(begin)
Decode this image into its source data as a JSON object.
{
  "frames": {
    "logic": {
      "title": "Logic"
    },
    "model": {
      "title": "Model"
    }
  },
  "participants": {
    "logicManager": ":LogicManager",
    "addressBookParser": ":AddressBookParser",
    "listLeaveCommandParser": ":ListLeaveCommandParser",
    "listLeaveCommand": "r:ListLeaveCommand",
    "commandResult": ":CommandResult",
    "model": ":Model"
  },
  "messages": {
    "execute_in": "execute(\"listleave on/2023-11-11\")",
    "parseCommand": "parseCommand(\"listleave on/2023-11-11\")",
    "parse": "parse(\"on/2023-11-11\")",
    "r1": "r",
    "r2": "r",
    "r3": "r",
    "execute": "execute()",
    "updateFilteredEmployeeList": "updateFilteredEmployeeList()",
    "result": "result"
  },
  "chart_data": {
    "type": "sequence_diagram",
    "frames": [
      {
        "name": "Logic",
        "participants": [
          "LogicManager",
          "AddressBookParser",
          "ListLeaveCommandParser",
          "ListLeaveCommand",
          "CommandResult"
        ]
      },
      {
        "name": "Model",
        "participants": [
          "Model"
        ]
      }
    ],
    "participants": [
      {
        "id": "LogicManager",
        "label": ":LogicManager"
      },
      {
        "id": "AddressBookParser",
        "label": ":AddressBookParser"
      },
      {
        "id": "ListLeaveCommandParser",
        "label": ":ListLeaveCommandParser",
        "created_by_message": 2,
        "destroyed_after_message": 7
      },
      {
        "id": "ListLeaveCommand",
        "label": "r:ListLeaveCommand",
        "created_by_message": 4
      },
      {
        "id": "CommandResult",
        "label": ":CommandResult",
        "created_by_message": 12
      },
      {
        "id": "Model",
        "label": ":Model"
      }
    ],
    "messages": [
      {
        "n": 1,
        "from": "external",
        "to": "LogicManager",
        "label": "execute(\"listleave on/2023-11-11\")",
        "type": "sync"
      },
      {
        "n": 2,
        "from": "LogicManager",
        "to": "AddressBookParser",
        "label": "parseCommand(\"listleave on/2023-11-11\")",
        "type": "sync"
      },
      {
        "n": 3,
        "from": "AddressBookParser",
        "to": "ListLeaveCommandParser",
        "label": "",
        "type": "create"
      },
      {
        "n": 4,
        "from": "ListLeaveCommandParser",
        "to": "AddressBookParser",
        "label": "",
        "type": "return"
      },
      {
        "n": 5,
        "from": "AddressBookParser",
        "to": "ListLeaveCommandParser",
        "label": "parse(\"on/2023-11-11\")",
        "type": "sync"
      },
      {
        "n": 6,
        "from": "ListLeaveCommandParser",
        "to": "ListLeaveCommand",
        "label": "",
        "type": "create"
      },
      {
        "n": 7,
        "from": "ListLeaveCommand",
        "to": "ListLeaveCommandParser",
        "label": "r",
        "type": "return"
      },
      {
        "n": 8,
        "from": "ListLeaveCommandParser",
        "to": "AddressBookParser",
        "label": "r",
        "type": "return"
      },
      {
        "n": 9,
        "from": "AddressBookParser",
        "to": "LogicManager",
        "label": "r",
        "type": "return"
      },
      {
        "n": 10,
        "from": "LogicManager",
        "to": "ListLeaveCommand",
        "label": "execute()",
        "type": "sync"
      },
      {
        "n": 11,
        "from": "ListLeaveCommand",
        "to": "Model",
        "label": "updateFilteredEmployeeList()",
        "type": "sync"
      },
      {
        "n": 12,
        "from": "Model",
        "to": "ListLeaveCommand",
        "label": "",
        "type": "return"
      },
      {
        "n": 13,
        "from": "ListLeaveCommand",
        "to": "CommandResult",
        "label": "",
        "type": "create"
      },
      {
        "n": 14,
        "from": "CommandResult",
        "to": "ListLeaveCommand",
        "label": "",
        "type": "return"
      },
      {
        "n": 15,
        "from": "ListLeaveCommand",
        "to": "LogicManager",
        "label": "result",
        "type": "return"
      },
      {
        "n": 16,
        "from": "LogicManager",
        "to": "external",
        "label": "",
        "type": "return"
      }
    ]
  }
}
(end)
DIRECTIONS FOR THIS TASK: Reproduce the material precisely, including every line.

FINISHED ANSWER:
Decode this image into its source data as a JSON object.
{
  "frames": {
    "logic": {
      "title": "Logic"
    },
    "model": {
      "title": "Model"
    }
  },
  "participants": {
    "logicManager": ":LogicManager",
    "addressBookParser": ":AddressBookParser",
    "listLeaveCommandParser": ":ListLeaveCommandParser",
    "listLeaveCommand": "r:ListLeaveCommand",
    "commandResult": ":CommandResult",
    "model": ":Model"
  },
  "messages": {
    "execute_in": "execute(\"listleave on/2023-11-11\")",
    "parseCommand": "parseCommand(\"listleave on/2023-11-11\")",
    "parse": "parse(\"on/2023-11-11\")",
    "r1": "r",
    "r2": "r",
    "r3": "r",
    "execute": "execute()",
    "updateFilteredEmployeeList": "updateFilteredEmployeeList()",
    "result": "result"
  },
  "chart_data": {
    "type": "sequence_diagram",
    "frames": [
      {
        "name": "Logic",
        "participants": [
          "LogicManager",
          "AddressBookParser",
          "ListLeaveCommandParser",
          "ListLeaveCommand",
          "CommandResult"
        ]
      },
      {
        "name": "Model",
        "participants": [
          "Model"
        ]
      }
    ],
    "participants": [
      {
        "id": "LogicManager",
        "label": ":LogicManager"
      },
      {
        "id": "AddressBookParser",
        "label": ":AddressBookParser"
      },
      {
        "id": "ListLeaveCommandParser",
        "label": ":ListLeaveCommandParser",
        "created_by_message": 2,
        "destroyed_after_message": 7
      },
      {
        "id": "ListLeaveCommand",
        "label": "r:ListLeaveCommand",
        "created_by_message": 4
      },
      {
        "id": "CommandResult",
        "label": ":CommandResult",
        "created_by_message": 12
      },
      {
        "id": "Model",
        "label": ":Model"
      }
    ],
    "messages": [
      {
        "n": 1,
        "from": "external",
        "to": "LogicManager",
        "label": "execute(\"listleave on/2023-11-11\")",
        "type": "sync"
      },
      {
        "n": 2,
        "from": "LogicManager",
        "to": "AddressBookParser",
        "label": "parseCommand(\"listleave on/2023-11-11\")",
        "type": "sync"
      },
      {
        "n": 3,
        "from": "AddressBookParser",
        "to": "ListLeaveCommandParser",
        "label": "",
        "type": "create"
      },
      {
        "n": 4,
        "from": "ListLeaveCommandParser",
        "to": "AddressBookParser",
        "label": "",
        "type": "return"
      },
      {
        "n": 5,
        "from": "AddressBookParser",
        "to": "ListLeaveCommandParser",
        "label": "parse(\"on/2023-11-11\")",
        "type": "sync"
      },
      {
        "n": 6,
        "from": "ListLeaveCommandParser",
        "to": "ListLeaveCommand",
        "label": "",
        "type": "create"
      },
      {
        "n": 7,
        "from": "ListLeaveCommand",
        "to": "ListLeaveCommandParser",
        "label": "r",
        "type": "return"
      },
      {
        "n": 8,
        "from": "ListLeaveCommandParser",
        "to": "AddressBookParser",
        "label": "r",
        "type": "return"
      },
      {
        "n": 9,
        "from": "AddressBookParser",
        "to": "LogicManager",
        "label": "r",
        "type": "return"
      },
      {
        "n": 10,
        "from": "LogicManager",
        "to": "ListLeaveCommand",
        "label": "execute()",
        "type": "sync"
      },
      {
        "n": 11,
        "from": "ListLeaveCommand",
        "to": "Model",
        "label": "updateFilteredEmployeeList()",
        "type": "sync"
      },
      {
        "n": 12,
        "from": "Model",
        "to": "ListLeaveCommand",
        "label": "",
        "type": "return"
      },
      {
        "n": 13,
        "from": "ListLeaveCommand",
        "to": "CommandResult",
        "label": "",
        "type": "create"
      },
      {
        "n": 14,
        "from": "CommandResult",
        "to": "ListLeaveCommand",
        "label": "",
        "type": "return"
      },
      {
        "n": 15,
        "from": "ListLeaveCommand",
        "to": "LogicManager",
        "label": "result",
        "type": "return"
      },
      {
        "n": 16,
        "from": "LogicManager",
        "to": "external",
        "label": "",
        "type": "return"
      }
    ]
  }
}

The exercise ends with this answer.